**Exercise description**
Copy the lines of the data from the line with "data-point [382, 711, 394, 723]" up to and including the line with "data-point [787, 460, 798, 472]".

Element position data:

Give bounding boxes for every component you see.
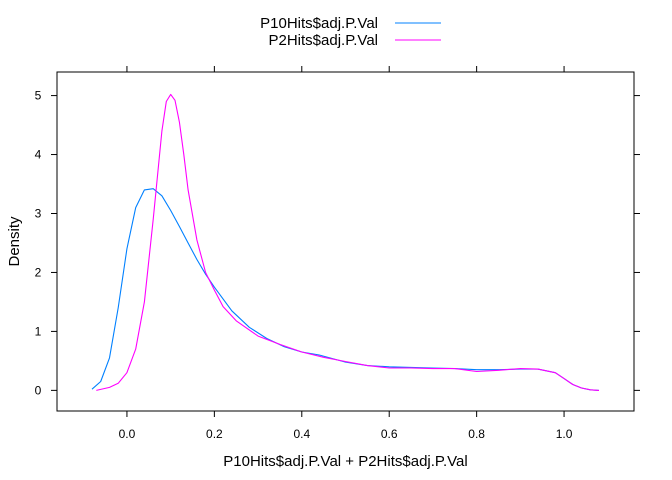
series-line-1 <box>91 188 600 391</box>
x-tick-label: 1.0 <box>556 427 573 441</box>
legend-label: P2Hits$adj.P.Val <box>268 32 378 49</box>
x-axis-title: P10Hits$adj.P.Val + P2Hits$adj.P.Val <box>223 453 467 470</box>
legend-label: P10Hits$adj.P.Val <box>260 15 378 32</box>
series-lines <box>91 93 600 391</box>
y-axis: 0 1 2 3 4 5 <box>35 89 640 397</box>
y-tick-label: 5 <box>35 89 42 103</box>
series-line-2 <box>96 93 600 391</box>
plot-frame <box>56 71 635 412</box>
x-tick-label: 0.2 <box>206 427 223 441</box>
y-tick-label: 2 <box>35 265 42 279</box>
y-tick-label: 0 <box>35 383 42 397</box>
x-tick-label: 0.6 <box>381 427 398 441</box>
y-tick-label: 3 <box>35 206 42 220</box>
y-tick-label: 4 <box>35 148 42 162</box>
x-tick-label: 0.8 <box>468 427 485 441</box>
x-tick-label: 0.4 <box>293 427 310 441</box>
y-tick-label: 1 <box>35 324 42 338</box>
y-axis-title: Density <box>6 216 23 267</box>
x-axis: 0.0 0.2 0.4 0.6 0.8 1.0 <box>119 66 573 441</box>
x-tick-label: 0.0 <box>119 427 136 441</box>
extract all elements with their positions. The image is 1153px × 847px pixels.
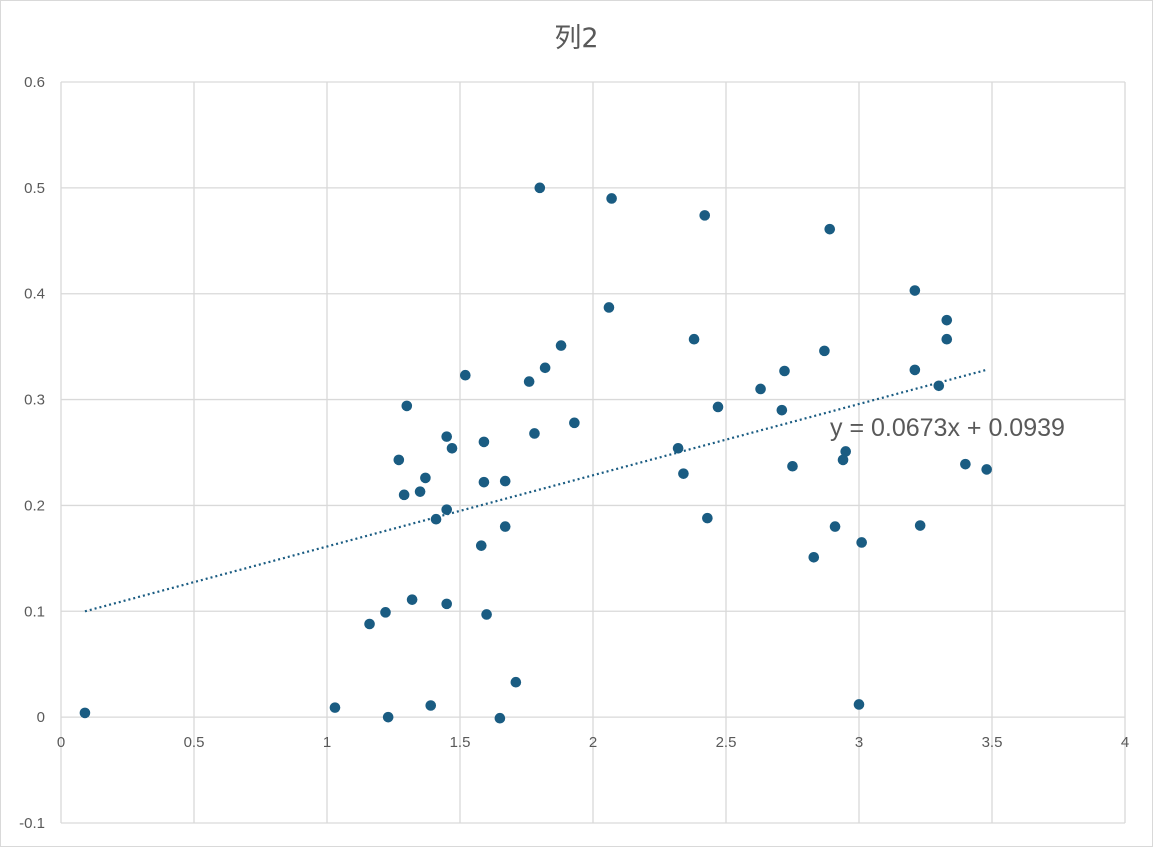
data-point [382, 711, 394, 723]
y-tick-label: 0.2 [24, 497, 45, 514]
data-point [441, 598, 453, 610]
data-point [555, 340, 567, 351]
x-tick-label: 3.5 [982, 734, 1003, 751]
y-tick-label: -0.1 [19, 815, 45, 832]
y-tick-label: 0.5 [24, 180, 45, 197]
data-point [688, 333, 700, 345]
data-point [406, 594, 418, 605]
y-tick-label: 0 [37, 709, 45, 726]
data-point [787, 460, 798, 472]
trendline-equation-group: y = 0.0673x + 0.0939 [830, 414, 1065, 442]
data-point [364, 618, 375, 630]
data-point [430, 513, 442, 525]
data-point [446, 442, 458, 454]
data-point [819, 345, 830, 357]
x-tick-label: 0.5 [184, 734, 205, 751]
data-point [393, 454, 405, 466]
data-point [909, 364, 921, 376]
x-tick-label: 1.5 [450, 734, 471, 751]
data-point [678, 468, 689, 479]
data-point [712, 401, 724, 413]
data-point [755, 383, 766, 395]
x-tick-label: 0 [57, 734, 65, 751]
data-point [824, 223, 836, 235]
data-point [414, 486, 426, 497]
data-point [441, 504, 453, 515]
data-point [699, 210, 711, 221]
data-point [909, 285, 921, 296]
data-point [79, 707, 91, 719]
x-tick-label: 2 [589, 734, 597, 751]
data-point [853, 699, 865, 710]
data-point [981, 464, 992, 475]
data-point [329, 702, 341, 713]
data-point [420, 472, 431, 484]
data-point [499, 475, 511, 487]
data-point [941, 314, 953, 326]
data-point [840, 446, 851, 457]
trendline-group [84, 368, 987, 613]
data-point [941, 333, 953, 345]
trendline-equation: y = 0.0673x + 0.0939 [830, 414, 1065, 442]
x-tick-label: 4 [1121, 734, 1129, 751]
x-tick-label: 2.5 [716, 734, 737, 751]
x-tick-label: 3 [855, 734, 863, 751]
data-points [79, 182, 992, 724]
data-point [829, 521, 841, 532]
y-tick-label: 0.3 [24, 392, 45, 409]
trendline [84, 368, 987, 613]
data-point [478, 436, 490, 448]
data-point [569, 417, 580, 429]
data-point [494, 712, 506, 724]
data-point [380, 607, 391, 618]
data-point [478, 476, 490, 488]
data-point [779, 365, 790, 377]
data-point [702, 512, 713, 524]
data-point [603, 302, 615, 313]
data-point [534, 182, 546, 194]
data-point [960, 458, 971, 470]
data-point [441, 431, 453, 442]
tick-labels: 0 0.5 1 1.5 2 2.5 3 3.5 4 -0.1 0 0.1 0.2 0.3 0.4 0.5 0.6 [19, 74, 1129, 832]
data-point [460, 369, 471, 381]
data-point [425, 700, 437, 711]
data-point [539, 362, 551, 374]
data-point [914, 520, 926, 531]
data-point [510, 676, 522, 688]
y-tick-label: 0.4 [24, 286, 45, 303]
data-point [401, 400, 413, 412]
data-point [398, 489, 410, 501]
y-tick-label: 0.1 [24, 603, 45, 620]
data-point [499, 521, 511, 532]
gridlines [60, 81, 1126, 824]
y-tick-label: 0.6 [24, 74, 45, 91]
data-point [808, 551, 820, 563]
data-point [529, 428, 540, 439]
data-point [523, 376, 535, 387]
data-point [475, 540, 487, 551]
data-point [933, 380, 945, 392]
data-point [672, 442, 684, 454]
data-point [606, 193, 617, 204]
data-point [856, 537, 867, 548]
data-point [837, 454, 849, 466]
chart-title: 列2 [554, 23, 599, 54]
x-tick-label: 1 [323, 734, 331, 751]
data-point [776, 404, 788, 416]
data-point [481, 609, 492, 620]
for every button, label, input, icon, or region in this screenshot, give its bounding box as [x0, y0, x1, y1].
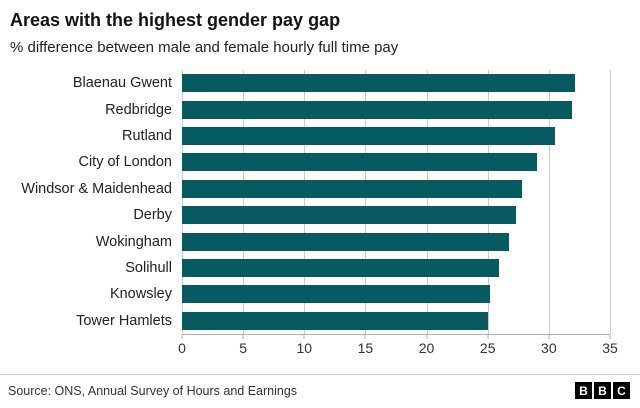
bar-row [182, 281, 610, 307]
bbc-logo-letter: B [594, 382, 611, 399]
category-label: Blaenau Gwent [72, 75, 172, 92]
bar-row [182, 255, 610, 281]
x-tick-mark [548, 334, 550, 339]
bar-row [182, 70, 610, 96]
x-tick-mark [487, 334, 489, 339]
bar-row [182, 202, 610, 228]
category-label: Windsor & Maidenhead [21, 180, 172, 197]
x-tick-label: 20 [418, 339, 435, 356]
bar [182, 153, 537, 172]
plot-area [182, 70, 611, 335]
x-tick-mark [181, 334, 183, 339]
category-label: Solihull [125, 259, 172, 276]
x-tick-mark [426, 334, 428, 339]
x-tick-mark [303, 334, 305, 339]
x-tick-label: 10 [296, 339, 313, 356]
x-tick-mark [364, 334, 366, 339]
bar-chart: Blaenau Gwent Redbridge Rutland City of Lon… [0, 56, 640, 368]
x-tick-label: 0 [178, 339, 186, 356]
bar-row [182, 123, 610, 149]
bar [182, 74, 575, 93]
category-label: Knowsley [109, 286, 172, 303]
footer: Source: ONS, Annual Survey of Hours and … [0, 374, 640, 408]
grid-line [182, 70, 183, 334]
bar [182, 285, 491, 304]
bars [182, 70, 610, 334]
bar [182, 100, 573, 119]
bar [182, 258, 499, 277]
chart-inner: Blaenau Gwent Redbridge Rutland City of Lon… [6, 70, 611, 335]
x-tick-label: 5 [239, 339, 248, 356]
bar [182, 206, 516, 225]
bar [182, 126, 555, 145]
category-label: Wokingham [95, 233, 172, 250]
bar-row [182, 308, 610, 334]
grid-line [610, 70, 611, 334]
bar [182, 232, 509, 251]
chart-title: Areas with the highest gender pay gap [10, 10, 341, 30]
x-tick-mark [609, 334, 611, 339]
gridlines [182, 70, 611, 334]
bar-row [182, 149, 610, 175]
bar [182, 311, 488, 330]
grid-line [243, 70, 245, 334]
category-label: Redbridge [105, 101, 172, 118]
bbc-logo-letter: C [613, 382, 630, 399]
category-label: City of London [78, 154, 172, 171]
category-label: Rutland [122, 127, 172, 144]
x-axis: 0 5 10 15 20 25 30 35 [178, 334, 618, 357]
bar [182, 179, 522, 198]
bar-row [182, 176, 610, 202]
bar-row [182, 228, 610, 254]
grid-line [426, 70, 428, 334]
category-label: Derby [133, 207, 172, 224]
x-tick-mark [242, 334, 244, 339]
bbc-logo-letter: B [575, 382, 592, 399]
category-labels: Blaenau Gwent Redbridge Rutland City of Lon… [6, 70, 182, 335]
source-text: Source: ONS, Annual Survey of Hours and … [8, 383, 298, 398]
x-tick-label: 25 [479, 339, 496, 356]
bar-row [182, 96, 610, 122]
chart-subtitle: % difference between male and female hou… [10, 39, 399, 56]
x-tick-label: 30 [541, 339, 557, 356]
grid-line [365, 70, 367, 334]
grid-line [304, 70, 306, 334]
x-tick-label: 15 [357, 339, 374, 356]
grid-line [487, 70, 489, 334]
grid-line [548, 70, 550, 334]
x-tick-label: 35 [602, 339, 618, 356]
category-label: Tower Hamlets [76, 312, 172, 329]
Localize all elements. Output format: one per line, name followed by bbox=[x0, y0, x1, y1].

**Exercise output**
data-point [382, 711, 394, 723]
y-tick-label: 0.2 [24, 497, 45, 514]
data-point [441, 598, 453, 610]
data-point [555, 340, 567, 351]
x-tick-label: 3.5 [982, 734, 1003, 751]
y-tick-label: -0.1 [19, 815, 45, 832]
y-tick-label: 0.5 [24, 180, 45, 197]
data-point [688, 333, 700, 345]
data-point [406, 594, 418, 605]
y-tick-label: 0 [37, 709, 45, 726]
data-point [787, 460, 798, 472]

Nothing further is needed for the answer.